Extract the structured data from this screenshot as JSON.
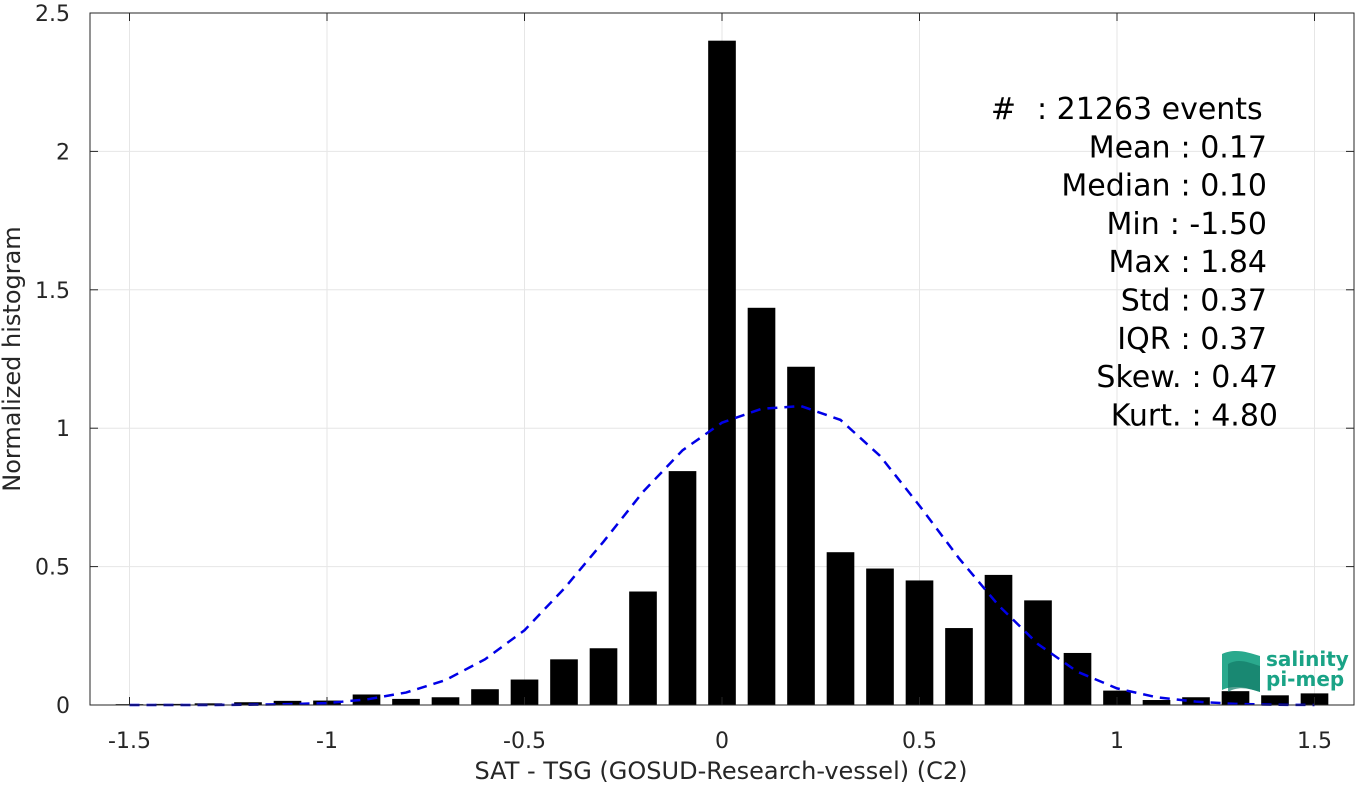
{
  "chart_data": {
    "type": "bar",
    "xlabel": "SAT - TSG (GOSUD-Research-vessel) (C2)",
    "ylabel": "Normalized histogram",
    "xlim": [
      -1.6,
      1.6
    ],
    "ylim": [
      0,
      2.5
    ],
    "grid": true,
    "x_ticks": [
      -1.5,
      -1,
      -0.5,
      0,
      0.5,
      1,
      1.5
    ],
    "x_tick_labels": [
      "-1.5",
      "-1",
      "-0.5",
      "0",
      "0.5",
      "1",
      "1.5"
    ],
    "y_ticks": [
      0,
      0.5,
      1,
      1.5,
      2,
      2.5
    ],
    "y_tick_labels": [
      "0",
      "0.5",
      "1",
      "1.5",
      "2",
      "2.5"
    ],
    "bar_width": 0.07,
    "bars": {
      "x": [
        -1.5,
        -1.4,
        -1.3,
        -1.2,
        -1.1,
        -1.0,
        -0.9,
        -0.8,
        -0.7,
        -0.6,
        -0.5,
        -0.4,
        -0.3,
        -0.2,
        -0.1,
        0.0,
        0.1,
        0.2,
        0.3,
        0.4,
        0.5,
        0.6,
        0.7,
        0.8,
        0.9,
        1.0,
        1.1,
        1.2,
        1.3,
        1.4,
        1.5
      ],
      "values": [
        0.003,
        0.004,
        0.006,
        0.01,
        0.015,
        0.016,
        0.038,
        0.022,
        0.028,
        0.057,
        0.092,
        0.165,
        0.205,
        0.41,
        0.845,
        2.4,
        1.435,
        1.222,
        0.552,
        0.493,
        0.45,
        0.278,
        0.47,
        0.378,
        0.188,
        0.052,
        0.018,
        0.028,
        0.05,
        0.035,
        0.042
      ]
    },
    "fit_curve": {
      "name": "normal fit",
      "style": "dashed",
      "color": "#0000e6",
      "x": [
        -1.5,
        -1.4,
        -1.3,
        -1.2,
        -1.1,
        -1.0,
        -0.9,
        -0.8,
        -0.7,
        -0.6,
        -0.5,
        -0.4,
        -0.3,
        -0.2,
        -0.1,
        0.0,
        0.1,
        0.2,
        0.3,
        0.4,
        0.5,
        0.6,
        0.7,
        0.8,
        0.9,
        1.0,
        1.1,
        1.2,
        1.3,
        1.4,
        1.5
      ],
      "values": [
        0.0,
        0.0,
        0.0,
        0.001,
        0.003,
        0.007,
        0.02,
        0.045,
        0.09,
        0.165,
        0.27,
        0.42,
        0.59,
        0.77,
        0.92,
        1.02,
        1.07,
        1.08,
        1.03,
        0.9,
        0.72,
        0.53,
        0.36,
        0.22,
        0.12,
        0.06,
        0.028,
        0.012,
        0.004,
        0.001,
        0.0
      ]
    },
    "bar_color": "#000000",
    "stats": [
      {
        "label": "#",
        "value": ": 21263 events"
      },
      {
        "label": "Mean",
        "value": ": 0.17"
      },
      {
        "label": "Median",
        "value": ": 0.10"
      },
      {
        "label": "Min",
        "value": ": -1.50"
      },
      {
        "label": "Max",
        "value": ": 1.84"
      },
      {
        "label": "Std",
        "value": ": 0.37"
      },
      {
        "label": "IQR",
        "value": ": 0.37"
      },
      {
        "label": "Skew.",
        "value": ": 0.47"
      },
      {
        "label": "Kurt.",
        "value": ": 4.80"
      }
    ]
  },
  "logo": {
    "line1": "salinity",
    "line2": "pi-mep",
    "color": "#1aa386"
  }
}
---*---
What is being asked - What is needed is an exact reproduction of the data, pictures excluded.

Final result -
Extract the structured data from this screenshot as JSON.
{
  "chart_data": {
    "type": "bar",
    "xlabel": "SAT - TSG (GOSUD-Research-vessel) (C2)",
    "ylabel": "Normalized histogram",
    "xlim": [
      -1.6,
      1.6
    ],
    "ylim": [
      0,
      2.5
    ],
    "grid": true,
    "x_ticks": [
      -1.5,
      -1,
      -0.5,
      0,
      0.5,
      1,
      1.5
    ],
    "x_tick_labels": [
      "-1.5",
      "-1",
      "-0.5",
      "0",
      "0.5",
      "1",
      "1.5"
    ],
    "y_ticks": [
      0,
      0.5,
      1,
      1.5,
      2,
      2.5
    ],
    "y_tick_labels": [
      "0",
      "0.5",
      "1",
      "1.5",
      "2",
      "2.5"
    ],
    "bar_width": 0.07,
    "bars": {
      "x": [
        -1.5,
        -1.4,
        -1.3,
        -1.2,
        -1.1,
        -1.0,
        -0.9,
        -0.8,
        -0.7,
        -0.6,
        -0.5,
        -0.4,
        -0.3,
        -0.2,
        -0.1,
        0.0,
        0.1,
        0.2,
        0.3,
        0.4,
        0.5,
        0.6,
        0.7,
        0.8,
        0.9,
        1.0,
        1.1,
        1.2,
        1.3,
        1.4,
        1.5
      ],
      "values": [
        0.003,
        0.004,
        0.006,
        0.01,
        0.015,
        0.016,
        0.038,
        0.022,
        0.028,
        0.057,
        0.092,
        0.165,
        0.205,
        0.41,
        0.845,
        2.4,
        1.435,
        1.222,
        0.552,
        0.493,
        0.45,
        0.278,
        0.47,
        0.378,
        0.188,
        0.052,
        0.018,
        0.028,
        0.05,
        0.035,
        0.042
      ]
    },
    "fit_curve": {
      "name": "normal fit",
      "style": "dashed",
      "color": "#0000e6",
      "x": [
        -1.5,
        -1.4,
        -1.3,
        -1.2,
        -1.1,
        -1.0,
        -0.9,
        -0.8,
        -0.7,
        -0.6,
        -0.5,
        -0.4,
        -0.3,
        -0.2,
        -0.1,
        0.0,
        0.1,
        0.2,
        0.3,
        0.4,
        0.5,
        0.6,
        0.7,
        0.8,
        0.9,
        1.0,
        1.1,
        1.2,
        1.3,
        1.4,
        1.5
      ],
      "values": [
        0.0,
        0.0,
        0.0,
        0.001,
        0.003,
        0.007,
        0.02,
        0.045,
        0.09,
        0.165,
        0.27,
        0.42,
        0.59,
        0.77,
        0.92,
        1.02,
        1.07,
        1.08,
        1.03,
        0.9,
        0.72,
        0.53,
        0.36,
        0.22,
        0.12,
        0.06,
        0.028,
        0.012,
        0.004,
        0.001,
        0.0
      ]
    },
    "bar_color": "#000000",
    "stats": [
      {
        "label": "#",
        "value": ": 21263 events"
      },
      {
        "label": "Mean",
        "value": ": 0.17"
      },
      {
        "label": "Median",
        "value": ": 0.10"
      },
      {
        "label": "Min",
        "value": ": -1.50"
      },
      {
        "label": "Max",
        "value": ": 1.84"
      },
      {
        "label": "Std",
        "value": ": 0.37"
      },
      {
        "label": "IQR",
        "value": ": 0.37"
      },
      {
        "label": "Skew.",
        "value": ": 0.47"
      },
      {
        "label": "Kurt.",
        "value": ": 4.80"
      }
    ]
  },
  "logo": {
    "line1": "salinity",
    "line2": "pi-mep",
    "color": "#1aa386"
  }
}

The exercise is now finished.